→ **Text extract**
****

Let $Y \in \mathbb{R}^{n \times n}$ be a symmetric, positive semidefinite matrix such that $Y_{kk} = 1$ for all $k$.

This matrix is supposed to be factorized as $Y = V^T V$, where $V \in \mathbb{R}^{n \times n}$.

  • Does this factorization/decomposition have a name?
  • How is it possible to compute $V$?

If $\rm Y$ is symmetric, then it is diagonalizable, its eigenvalues are real, and its eigenvectors are orthogonal. Hence, $\rm Y$ has an eigendecomposition $\rm Y = Q \Lambda Q^{\top}$, where the columns of $\rm Q$ are the eigenvectors of $\rm Y$ and the diagonal entries of diagonal matrix $\Lambda$ are the eigenvalues of $\rm Y$.

****

→ **Dataset content**
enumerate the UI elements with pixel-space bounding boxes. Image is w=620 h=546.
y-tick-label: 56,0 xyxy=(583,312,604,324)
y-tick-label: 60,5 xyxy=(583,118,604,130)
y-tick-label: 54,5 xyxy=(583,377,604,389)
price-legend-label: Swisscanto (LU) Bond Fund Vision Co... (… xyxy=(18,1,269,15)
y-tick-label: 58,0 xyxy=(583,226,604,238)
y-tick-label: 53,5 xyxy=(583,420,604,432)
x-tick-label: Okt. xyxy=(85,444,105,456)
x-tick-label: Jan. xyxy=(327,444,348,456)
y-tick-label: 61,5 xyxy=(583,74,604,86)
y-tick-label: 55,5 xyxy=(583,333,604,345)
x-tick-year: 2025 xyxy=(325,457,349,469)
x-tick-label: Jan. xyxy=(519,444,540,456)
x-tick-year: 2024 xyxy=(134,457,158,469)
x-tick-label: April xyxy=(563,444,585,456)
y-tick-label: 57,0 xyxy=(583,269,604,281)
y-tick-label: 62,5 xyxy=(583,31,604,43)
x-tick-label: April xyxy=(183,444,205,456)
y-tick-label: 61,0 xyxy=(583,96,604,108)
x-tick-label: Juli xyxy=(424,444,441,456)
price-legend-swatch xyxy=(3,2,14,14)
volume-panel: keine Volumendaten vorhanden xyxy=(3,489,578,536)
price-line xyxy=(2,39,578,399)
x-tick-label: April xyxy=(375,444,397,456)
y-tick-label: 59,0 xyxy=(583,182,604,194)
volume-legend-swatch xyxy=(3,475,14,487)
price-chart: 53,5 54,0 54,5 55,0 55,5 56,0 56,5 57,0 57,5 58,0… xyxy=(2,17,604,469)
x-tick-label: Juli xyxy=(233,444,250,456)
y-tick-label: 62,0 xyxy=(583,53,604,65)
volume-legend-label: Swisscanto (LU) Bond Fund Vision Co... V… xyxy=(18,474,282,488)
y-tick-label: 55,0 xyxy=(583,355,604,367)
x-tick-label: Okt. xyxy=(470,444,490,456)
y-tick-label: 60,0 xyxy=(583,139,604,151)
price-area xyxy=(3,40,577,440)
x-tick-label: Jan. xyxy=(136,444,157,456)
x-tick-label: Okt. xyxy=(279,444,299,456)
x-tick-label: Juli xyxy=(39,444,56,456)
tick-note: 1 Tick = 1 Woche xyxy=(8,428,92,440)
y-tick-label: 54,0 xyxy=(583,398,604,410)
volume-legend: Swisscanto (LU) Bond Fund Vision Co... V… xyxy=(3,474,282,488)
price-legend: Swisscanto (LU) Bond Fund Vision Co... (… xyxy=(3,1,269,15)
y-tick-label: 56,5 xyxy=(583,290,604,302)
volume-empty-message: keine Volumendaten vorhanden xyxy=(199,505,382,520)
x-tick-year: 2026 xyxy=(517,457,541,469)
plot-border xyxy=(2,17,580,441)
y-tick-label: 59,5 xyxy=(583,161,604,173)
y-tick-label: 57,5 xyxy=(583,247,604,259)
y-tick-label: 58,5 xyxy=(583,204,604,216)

****

State whether each statement agrees with the post on factorizing Y, answering yes or no and quoting the words of the post that decide it. 1. Every diagonal entry of Y equals 1. 2. When Y is symmetric, its eigenvectors are orthogonal. 3. V is meant to be a non-square matrix. The records were drawn from a separate source, unrelated to the text.

→ **Solution below**
1. Yes: "such that $Y_{kk} = 1$ for all $k$"
2. Yes: "its eigenvectors are orthogonal"
3. No: "where $V \in \mathbb{R}^{n \times n}$"